• _DATASET_:
• • • • •
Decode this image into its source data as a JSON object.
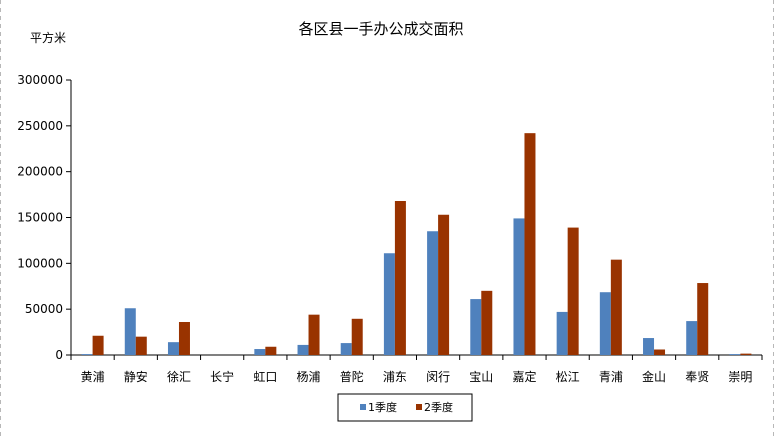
{
  "chart_data": {
    "type": "bar",
    "title": "各区县一手办公成交面积",
    "ylabel": "平方米",
    "xlabel": "",
    "ylim": [
      0,
      300000
    ],
    "yticks": [
      0,
      50000,
      100000,
      150000,
      200000,
      250000,
      300000
    ],
    "ytick_labels": [
      "0",
      "50000",
      "100000",
      "150000",
      "200000",
      "250000",
      "300000"
    ],
    "grid": false,
    "legend_position": "bottom",
    "categories": [
      "黄浦",
      "静安",
      "徐汇",
      "长宁",
      "虹口",
      "杨浦",
      "普陀",
      "浦东",
      "闵行",
      "宝山",
      "嘉定",
      "松江",
      "青浦",
      "金山",
      "奉贤",
      "崇明"
    ],
    "series": [
      {
        "name": "1季度",
        "color": "#4f81bd",
        "values": [
          1000,
          51000,
          14000,
          0,
          6500,
          11000,
          13000,
          111000,
          135000,
          61000,
          149000,
          47000,
          68500,
          18500,
          37000,
          1000
        ]
      },
      {
        "name": "2季度",
        "color": "#993300",
        "values": [
          21000,
          20000,
          36000,
          0,
          9000,
          44000,
          39500,
          168000,
          153000,
          70000,
          242000,
          139000,
          104000,
          6000,
          78500,
          1500
        ]
      }
    ]
  }
}
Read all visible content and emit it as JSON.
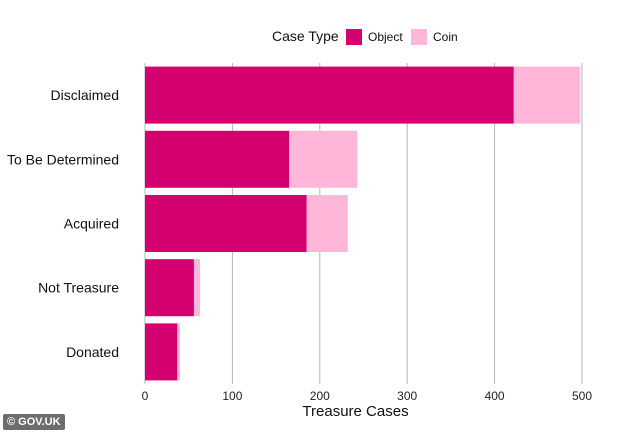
{
  "chart_data": {
    "type": "bar",
    "orientation": "horizontal",
    "stacked": true,
    "categories": [
      "Disclaimed",
      "To Be Determined",
      "Acquired",
      "Not Treasure",
      "Donated"
    ],
    "series": [
      {
        "name": "Object",
        "color": "#d4006f",
        "values": [
          422,
          165,
          185,
          56,
          37
        ]
      },
      {
        "name": "Coin",
        "color": "#ffb6d9",
        "values": [
          76,
          78,
          47,
          7,
          3
        ]
      }
    ],
    "xlabel": "Treasure Cases",
    "ylabel": "",
    "xlim": [
      0,
      500
    ],
    "xticks": [
      0,
      100,
      200,
      300,
      400,
      500
    ],
    "grid": true,
    "legend": {
      "title": "Case Type",
      "position": "top"
    }
  },
  "source_badge": "© GOV.UK"
}
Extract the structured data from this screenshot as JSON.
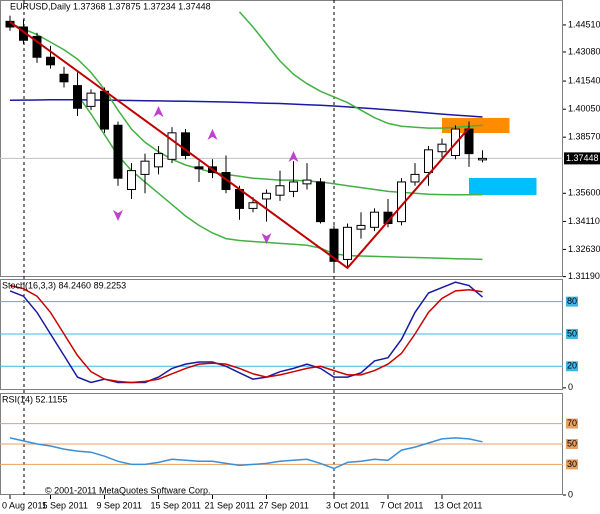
{
  "chart_data": [
    {
      "type": "candlestick",
      "title": "EURUSD,Daily 1.37368 1.37875 1.37234 1.37448",
      "categories": [
        "0 Aug 2011",
        null,
        null,
        "5 Sep 2011",
        null,
        null,
        null,
        "9 Sep 2011",
        null,
        null,
        null,
        "15 Sep 2011",
        null,
        null,
        null,
        "21 Sep 2011",
        null,
        null,
        null,
        "27 Sep 2011",
        null,
        null,
        null,
        null,
        "3 Oct 2011",
        null,
        null,
        null,
        "7 Oct 2011",
        null,
        null,
        null,
        "13 Oct 2011",
        null,
        null,
        null
      ],
      "open": [
        1.447,
        1.444,
        1.439,
        1.428,
        1.419,
        1.413,
        1.402,
        1.41,
        1.392,
        1.358,
        1.366,
        1.37,
        1.374,
        1.388,
        1.37,
        1.37,
        1.367,
        1.358,
        1.348,
        1.353,
        1.355,
        1.357,
        1.361,
        1.362,
        1.337,
        1.321,
        1.337,
        1.338,
        1.346,
        1.341,
        1.362,
        1.367,
        1.378,
        1.376,
        1.39,
        1.37368
      ],
      "high": [
        1.45,
        1.448,
        1.441,
        1.434,
        1.423,
        1.42,
        1.411,
        1.412,
        1.394,
        1.372,
        1.377,
        1.381,
        1.391,
        1.39,
        1.373,
        1.374,
        1.376,
        1.36,
        1.354,
        1.358,
        1.368,
        1.373,
        1.372,
        1.364,
        1.339,
        1.34,
        1.346,
        1.348,
        1.353,
        1.364,
        1.372,
        1.381,
        1.385,
        1.392,
        1.394,
        1.37875
      ],
      "low": [
        1.442,
        1.435,
        1.425,
        1.422,
        1.412,
        1.397,
        1.4,
        1.388,
        1.36,
        1.353,
        1.356,
        1.366,
        1.372,
        1.374,
        1.362,
        1.364,
        1.356,
        1.342,
        1.346,
        1.341,
        1.352,
        1.354,
        1.358,
        1.34,
        1.315,
        1.317,
        1.332,
        1.336,
        1.338,
        1.339,
        1.36,
        1.36,
        1.375,
        1.374,
        1.37,
        1.37234
      ],
      "close": [
        1.444,
        1.437,
        1.428,
        1.424,
        1.415,
        1.401,
        1.409,
        1.39,
        1.364,
        1.368,
        1.373,
        1.377,
        1.388,
        1.376,
        1.369,
        1.367,
        1.358,
        1.348,
        1.351,
        1.356,
        1.36,
        1.362,
        1.363,
        1.341,
        1.32,
        1.338,
        1.339,
        1.346,
        1.34,
        1.362,
        1.366,
        1.379,
        1.382,
        1.39,
        1.377,
        1.37448
      ],
      "up_color": "#ffffff",
      "down_color": "#000000",
      "ylim": [
        1.3117,
        1.4583
      ],
      "yticks": [
        {
          "value": 1.4451,
          "label": "1.44510"
        },
        {
          "value": 1.4308,
          "label": "1.43080"
        },
        {
          "value": 1.4154,
          "label": "1.41540"
        },
        {
          "value": 1.4005,
          "label": "1.40050"
        },
        {
          "value": 1.3857,
          "label": "1.38570"
        },
        {
          "value": 1.356,
          "label": "1.35600"
        },
        {
          "value": 1.3411,
          "label": "1.34110"
        },
        {
          "value": 1.3263,
          "label": "1.32630"
        },
        {
          "value": 1.3119,
          "label": "1.31190"
        }
      ],
      "current_price": 1.37448,
      "overlays": [
        {
          "color": "#1a1aa0",
          "values": [
            1.4052,
            1.4053,
            1.4054,
            1.4055,
            1.4055,
            1.4055,
            1.4054,
            1.4053,
            1.4052,
            1.4051,
            1.405,
            1.4049,
            1.4048,
            1.4047,
            1.4046,
            1.4045,
            1.4043,
            1.4041,
            1.4039,
            1.4037,
            1.4035,
            1.4032,
            1.4029,
            1.4026,
            1.4022,
            1.4017,
            1.4012,
            1.4007,
            1.4002,
            1.3997,
            1.3991,
            1.3985,
            1.3979,
            1.3974,
            1.3969,
            1.3964
          ]
        },
        {
          "color": "#44b044",
          "values": [
            null,
            null,
            null,
            null,
            null,
            null,
            null,
            null,
            null,
            null,
            null,
            null,
            null,
            null,
            null,
            null,
            null,
            1.452,
            1.444,
            1.435,
            1.426,
            1.419,
            1.414,
            1.41,
            1.407,
            1.404,
            1.4,
            1.396,
            1.393,
            1.3915,
            1.391,
            1.3905,
            1.3905,
            1.391,
            1.3915,
            1.392
          ]
        },
        {
          "color": "#44b044",
          "values": [
            1.446,
            1.443,
            1.44,
            1.436,
            1.432,
            1.427,
            1.42,
            1.411,
            1.4,
            1.39,
            1.383,
            1.378,
            1.374,
            1.371,
            1.369,
            1.367,
            1.366,
            1.365,
            1.364,
            1.3635,
            1.363,
            1.363,
            1.3625,
            1.362,
            1.361,
            1.36,
            1.359,
            1.358,
            1.357,
            1.3565,
            1.356,
            1.3555,
            1.3553,
            1.3552,
            1.3552,
            1.3553
          ]
        },
        {
          "color": "#44b044",
          "values": [
            null,
            null,
            null,
            null,
            null,
            1.408,
            1.398,
            1.387,
            1.376,
            1.368,
            1.362,
            1.356,
            1.35,
            1.344,
            1.339,
            1.335,
            1.332,
            1.331,
            1.3305,
            1.33,
            1.3295,
            1.329,
            1.3285,
            1.327,
            1.324,
            1.323,
            1.3228,
            1.3226,
            1.3224,
            1.3222,
            1.322,
            1.3218,
            1.3216,
            1.3214,
            1.3212,
            1.321
          ]
        }
      ],
      "zigzag": {
        "color": "#c00000",
        "indices": [
          0,
          25,
          34
        ],
        "values": [
          1.4467,
          1.3165,
          1.3906
        ]
      },
      "fractals": {
        "color": "#c040d0",
        "up_indices": [
          11,
          15,
          21
        ],
        "up_values": [
          1.399,
          1.3869,
          1.3752
        ],
        "down_indices": [
          8,
          19
        ],
        "down_values": [
          1.3445,
          1.3323
        ]
      },
      "zones": [
        {
          "color": "#ff8c00",
          "x": [
            32,
            37
          ],
          "y": [
            1.3879,
            1.3959
          ]
        },
        {
          "color": "#00bfff",
          "x": [
            34,
            39
          ],
          "y": [
            1.3551,
            1.3641
          ]
        }
      ]
    },
    {
      "type": "line",
      "title": "Stoch(16,3,3) 84.2460 89.2253",
      "series": [
        {
          "color": "#1a1aa0",
          "values": [
            90,
            85,
            70,
            50,
            30,
            10,
            5,
            8,
            5,
            5,
            5,
            10,
            18,
            22,
            24,
            24,
            20,
            14,
            8,
            10,
            15,
            18,
            22,
            18,
            10,
            10,
            14,
            25,
            28,
            45,
            70,
            88,
            93,
            98,
            95,
            84.246
          ]
        },
        {
          "color": "#cc0000",
          "values": [
            95,
            92,
            85,
            70,
            50,
            30,
            15,
            8,
            6,
            5,
            6,
            8,
            13,
            18,
            22,
            23,
            22,
            18,
            13,
            10,
            12,
            15,
            18,
            20,
            16,
            12,
            12,
            16,
            22,
            32,
            50,
            70,
            83,
            90,
            91,
            89.2253
          ]
        }
      ],
      "ylim": [
        -2,
        101
      ],
      "yticks": [
        0
      ],
      "levels": [
        80,
        50,
        20
      ],
      "level_color": "#3db8e6"
    },
    {
      "type": "line",
      "title": "RSI(14) 52.1155",
      "series": [
        {
          "color": "#3a8fd6",
          "values": [
            56,
            53,
            50,
            48,
            45,
            43,
            42,
            38,
            33,
            30,
            30,
            32,
            35,
            34,
            33,
            33,
            31,
            29,
            30,
            31,
            33,
            34,
            35,
            31,
            26,
            32,
            33,
            35,
            34,
            44,
            47,
            51,
            55,
            56,
            55,
            52.1155
          ]
        }
      ],
      "ylim": [
        0,
        100
      ],
      "yticks": [
        0
      ],
      "levels": [
        70,
        50,
        30
      ],
      "level_color": "#e8a060"
    }
  ],
  "copyright": "© 2001-2011 MetaQuotes Software Corp."
}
• • • • •
Give back only a number, the number of lines where the string "JSON" occurs.

3